Goal of the exercise: Copy out the stretch of the conference designs documentation from "The main functions" through "in LMC0 form.", keeping its wording unchanged.

A more detailed example is included in Enumerate orthogonal arrays.

Conference designs

A conference design is an \(N\times k\) matrix with entries 0, -1, +1 such that i) in each column the symbol 0 occurs exactly one time and ii) all columns are orthogonal to each other. For details on conference designs, see the section Properties of conference designs and [SEG19]. An example of a session to generate conference designs is the following:

Generate conference designs with 8 rows

>>> import oapackage
>>> conference_class=oapackage.conference_t(8, 6, 0)
>>> array = conference_class.create_root_three_columns()
>>> array.showarray()
array:
  0   1   1
  1   0  -1
  1   1   0
  1   1   1
  1   1  -1
  1  -1   1
  1  -1   1
  1  -1  -1
>>> l4=oapackage.extend_conference ([array], conference_class, verbose=0)
>>> l5=oapackage.extend_conference ( l4, conference_class, verbose=0)
>>> l6=oapackage.extend_conference ( l5, conference_class, verbose=0)
>>> print('number of non-isomorphic conference designs with 6 columns: %d' % len(l6) )
number of non-isomorphic conference designs with 6 columns: 11

An example notebook with more functionality is included in Generation and analysis of conference designs. The full interface for conference designs is available in the Interface for conference designs.

The main functions to extend conference and double conference designs are extend_conference() and extend_double_conference(), respectively. The low-level functions for generating candidate extension columns of conference and double conference designs are generateConferenceExtensions() and generateDoubleConferenceExtensions(), respectively.

The conference designs are generated in LMC0 form.

Calculation of D-efficient designs

D-efficient designs (sometimes called D-optimal designs) can be calculated with the function oapackage.Doptim.Doptimize(). This function uses a coordinate-exchange algorithm to generate designs with good properties for the \(D\)-efficiency. With the coordinate-exchange algorithm, the following target function \(T\) is optimized:

\[T = \alpha_1 D_{\text{eff}} + \alpha_2 D_{s, \text{eff}} + \alpha_3 D_{1, \text{eff}}\]

Here, \(\alpha\) is a weight vector specified by the user. Details on the \(D_{\text{eff}}\), \(D_{s, \text{eff}}\) and \(D_{1, \text{eff}}\) can be found in the section Optimality criteria for D-efficient designs.

A Python script to generate D-efficient designs with 40 runs and 7 factors is shown below.

Example of Doptimize usage

>>> N=40; s=2; k=7;
>>> arrayclass=oapackage.arraydata_t(s, N, 0, k)
>>> print('We generate optimal designs with: %s' % arrayclass)
We generate optimal designs with: arrayclass: N 40, k 7, strength 0, s {2,2,2,2,2,2,2}, order 0
>>> alpha=[1,2,0]
>>> scores, dds, designs, ngenerated = oapackage.Doptimize(arrayclass, nrestarts=40, optimfunc=alpha, selectpareto=True, verbose=0)

Material shown:
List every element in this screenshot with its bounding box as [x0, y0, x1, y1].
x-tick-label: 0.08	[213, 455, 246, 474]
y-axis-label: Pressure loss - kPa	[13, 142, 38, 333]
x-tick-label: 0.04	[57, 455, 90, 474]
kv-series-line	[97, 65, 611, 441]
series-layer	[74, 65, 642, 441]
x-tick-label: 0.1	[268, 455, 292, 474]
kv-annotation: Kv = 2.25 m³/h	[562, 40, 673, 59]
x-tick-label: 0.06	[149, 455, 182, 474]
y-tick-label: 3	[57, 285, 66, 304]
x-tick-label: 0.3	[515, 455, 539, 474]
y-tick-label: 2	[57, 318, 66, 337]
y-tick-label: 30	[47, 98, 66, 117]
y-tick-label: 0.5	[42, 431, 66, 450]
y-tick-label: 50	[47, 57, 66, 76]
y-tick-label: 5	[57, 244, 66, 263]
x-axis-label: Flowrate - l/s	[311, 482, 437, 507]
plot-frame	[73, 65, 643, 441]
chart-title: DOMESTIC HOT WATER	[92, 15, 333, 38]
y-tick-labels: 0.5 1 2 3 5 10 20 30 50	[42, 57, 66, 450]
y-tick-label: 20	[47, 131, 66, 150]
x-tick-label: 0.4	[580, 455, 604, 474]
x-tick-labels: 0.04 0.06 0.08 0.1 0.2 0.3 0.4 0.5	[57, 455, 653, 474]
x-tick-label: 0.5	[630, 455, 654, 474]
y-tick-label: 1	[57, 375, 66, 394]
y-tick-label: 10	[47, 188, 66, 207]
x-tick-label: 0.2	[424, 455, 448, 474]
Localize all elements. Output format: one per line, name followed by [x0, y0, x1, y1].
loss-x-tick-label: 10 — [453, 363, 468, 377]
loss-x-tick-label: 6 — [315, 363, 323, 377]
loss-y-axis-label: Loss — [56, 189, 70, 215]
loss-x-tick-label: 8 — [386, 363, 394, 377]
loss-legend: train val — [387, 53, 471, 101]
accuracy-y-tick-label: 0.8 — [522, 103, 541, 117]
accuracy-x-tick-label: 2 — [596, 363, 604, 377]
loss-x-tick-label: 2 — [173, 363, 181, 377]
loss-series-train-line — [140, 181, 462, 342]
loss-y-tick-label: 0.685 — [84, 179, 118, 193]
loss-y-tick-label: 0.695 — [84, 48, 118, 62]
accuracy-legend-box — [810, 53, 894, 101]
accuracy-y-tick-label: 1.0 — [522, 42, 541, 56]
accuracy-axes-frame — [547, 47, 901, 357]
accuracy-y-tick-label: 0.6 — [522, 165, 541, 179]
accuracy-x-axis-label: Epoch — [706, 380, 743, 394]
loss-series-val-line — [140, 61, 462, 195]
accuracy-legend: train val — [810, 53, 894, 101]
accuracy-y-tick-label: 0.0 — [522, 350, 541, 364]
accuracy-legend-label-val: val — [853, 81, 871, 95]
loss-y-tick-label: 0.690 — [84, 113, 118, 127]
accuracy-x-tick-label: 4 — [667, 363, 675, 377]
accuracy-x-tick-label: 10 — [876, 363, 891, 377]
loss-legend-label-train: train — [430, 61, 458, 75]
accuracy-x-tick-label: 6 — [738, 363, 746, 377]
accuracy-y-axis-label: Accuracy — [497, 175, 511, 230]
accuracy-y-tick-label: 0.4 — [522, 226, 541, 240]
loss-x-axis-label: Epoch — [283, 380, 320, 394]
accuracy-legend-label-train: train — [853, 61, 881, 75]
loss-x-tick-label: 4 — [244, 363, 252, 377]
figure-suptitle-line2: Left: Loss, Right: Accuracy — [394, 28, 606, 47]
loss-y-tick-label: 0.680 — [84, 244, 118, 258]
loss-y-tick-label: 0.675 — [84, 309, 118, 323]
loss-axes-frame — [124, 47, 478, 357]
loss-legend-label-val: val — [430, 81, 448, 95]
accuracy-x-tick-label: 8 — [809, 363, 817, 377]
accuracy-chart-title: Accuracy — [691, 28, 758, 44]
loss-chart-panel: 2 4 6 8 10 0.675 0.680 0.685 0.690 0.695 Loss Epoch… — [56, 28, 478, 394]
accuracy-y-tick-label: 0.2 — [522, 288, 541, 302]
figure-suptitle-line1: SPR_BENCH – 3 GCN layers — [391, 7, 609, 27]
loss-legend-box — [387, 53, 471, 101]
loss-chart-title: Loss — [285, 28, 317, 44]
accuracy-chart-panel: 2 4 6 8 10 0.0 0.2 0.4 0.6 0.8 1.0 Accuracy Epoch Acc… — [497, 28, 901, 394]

Answer box:
The main functions to extend conference and double conference designs are extend_conference() and extend_double_conference(), respectively. The low-level functions for generating candidate extension columns of conference and double conference designs are generateConferenceExtensions() and generateDoubleConferenceExtensions(), respectively.

The conference designs are generated in LMC0 form.